■ What the task requires
Repeat every line of the listing below exactly, minus the pictures.

• • • •

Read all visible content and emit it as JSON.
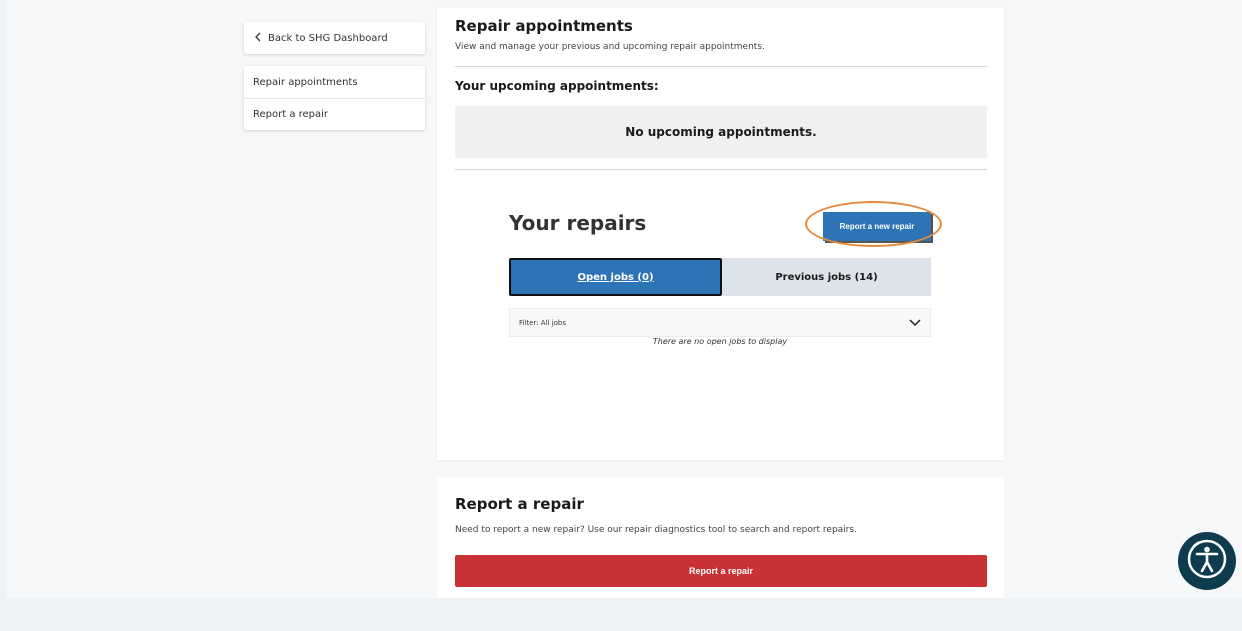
{
  "sidebar": {
    "back_label": "Back to SHG Dashboard",
    "items": [
      {
        "label": "Repair appointments"
      },
      {
        "label": "Report a repair"
      }
    ]
  },
  "appointments": {
    "title": "Repair appointments",
    "subtitle": "View and manage your previous and upcoming repair appointments.",
    "upcoming_heading": "Your upcoming appointments:",
    "empty_message": "No upcoming appointments."
  },
  "repairs": {
    "title": "Your repairs",
    "report_new_label": "Report a new repair",
    "tabs": [
      {
        "label": "Open jobs (0)",
        "active": true
      },
      {
        "label": "Previous jobs (14)",
        "active": false
      }
    ],
    "filter_label": "Filter: All jobs",
    "empty_message": "There are no open jobs to display"
  },
  "report_section": {
    "title": "Report a repair",
    "description": "Need to report a new repair? Use our repair diagnostics tool to search and report repairs.",
    "button_label": "Report a repair"
  },
  "colors": {
    "primary_blue": "#2d74b6",
    "report_red": "#c93234",
    "highlight_orange": "#e68a3c",
    "accessibility_bg": "#0f3b4e"
  },
  "icons": {
    "back": "chevron-left-icon",
    "filter": "chevron-down-icon",
    "accessibility": "accessibility-icon"
  }
}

• • • •

■ Exercise solution
Read all visible content and emit it as JSON.
{
  "sidebar": {
    "back_label": "Back to SHG Dashboard",
    "items": [
      {
        "label": "Repair appointments"
      },
      {
        "label": "Report a repair"
      }
    ]
  },
  "appointments": {
    "title": "Repair appointments",
    "subtitle": "View and manage your previous and upcoming repair appointments.",
    "upcoming_heading": "Your upcoming appointments:",
    "empty_message": "No upcoming appointments."
  },
  "repairs": {
    "title": "Your repairs",
    "report_new_label": "Report a new repair",
    "tabs": [
      {
        "label": "Open jobs (0)",
        "active": true
      },
      {
        "label": "Previous jobs (14)",
        "active": false
      }
    ],
    "filter_label": "Filter: All jobs",
    "empty_message": "There are no open jobs to display"
  },
  "report_section": {
    "title": "Report a repair",
    "description": "Need to report a new repair? Use our repair diagnostics tool to search and report repairs.",
    "button_label": "Report a repair"
  },
  "colors": {
    "primary_blue": "#2d74b6",
    "report_red": "#c93234",
    "highlight_orange": "#e68a3c",
    "accessibility_bg": "#0f3b4e"
  },
  "icons": {
    "back": "chevron-left-icon",
    "filter": "chevron-down-icon",
    "accessibility": "accessibility-icon"
  }
}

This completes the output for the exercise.